What VAR tells us about AI
FIFA's semi-automated refereeing system promises neutrality but brims with bias. It's widely despised yet embraced by elites. It is, in other words, a lot like AI.
I’ve been watching far too much World Cup this summer. It’s great. I’m in Paris, where it’s playing everywhere; in bars, brasseries, on people’s phones on the metro. At night, you can hear cheers erupting from blocks away no matter where you are, for France whenever they’re playing, sure, but also for Argentina and Messi, or for any quality goal really. You also hear plenty of guttural jeering (France’s round of 16 match against Paraguay was especially rich for this) and a good deal of that jeering is now directed at VAR, the virtual assistant referee.
VAR has been the center of at least three (four? five?) stories in sports news the last couple of weeks, and one major story everywhere else, too, with the Folarin Balogun red card that Trump notoriously pushed FIFA to overturn. You’ve got that now-epochal, corruption-tinged Balogun trainwreck, plus VAR handing a Swiss player a yellow card for taking a dive, England scoring after a goal kick hit the skycam and VAR staying silent, a disallowed Egypt goal against Argentina because VAR determined a foul had been committed approximately three hours before Mostafa Ziko put the ball in the net, and, my absolute favorite, a Croatia goal that would have leveled a game against Portugal in the unbelievably tense and exciting final moments getting wiped off the board because the sensors in the ball indicated to VAR that it had in fact subtly brushed overs a players’ head, which the ref did not see because no one possibly could, thus changing the offsides calculus in Portugal’s favor.

---+---

** What you need to do **
**1)** Which players does the essay on VAR and AI mention by name?
**2)** Can you carry on the essay about VAR and AI from the point where it stops?

** Data provided **
---+---

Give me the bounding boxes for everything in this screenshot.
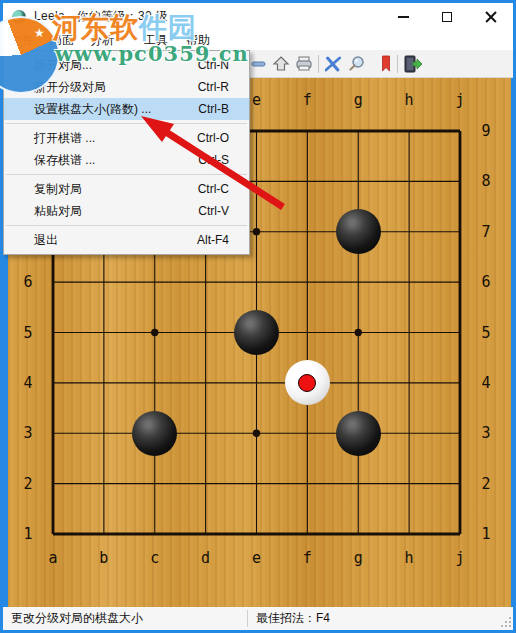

---+---

** Outputs for the tasks **
**1)** Messi, Folarin Balogun and Mostafa Ziko.

**2)**
The more that I’ve watched these games that grind to a halt for a prolonged and often confusing technological intervention, the more that I’ve read the reams of angry tweets and columns and seen the sports-knowers complaining, the more I simply cannot help comparing VAR to that other ubiquitous, elite-beloved technological intervention, AI. I mean, it’s right there. And I do think it’s well worth asking what role this widely unpopular socio-technical construct (like AI, VAR is at once a technology, a system, a product, and a cultural fixture) is really playing. What does VAR actually do versus what its administrators say it does? Who does VAR ultimately serve? And last but not least, why does VAR persist if so many people despise it?
These are, of course, exactly the kind of questions we routinely ask about AI around here, and beginning to answer them might crack the door to better understanding how AI is interfacing with culture beyond the pitch.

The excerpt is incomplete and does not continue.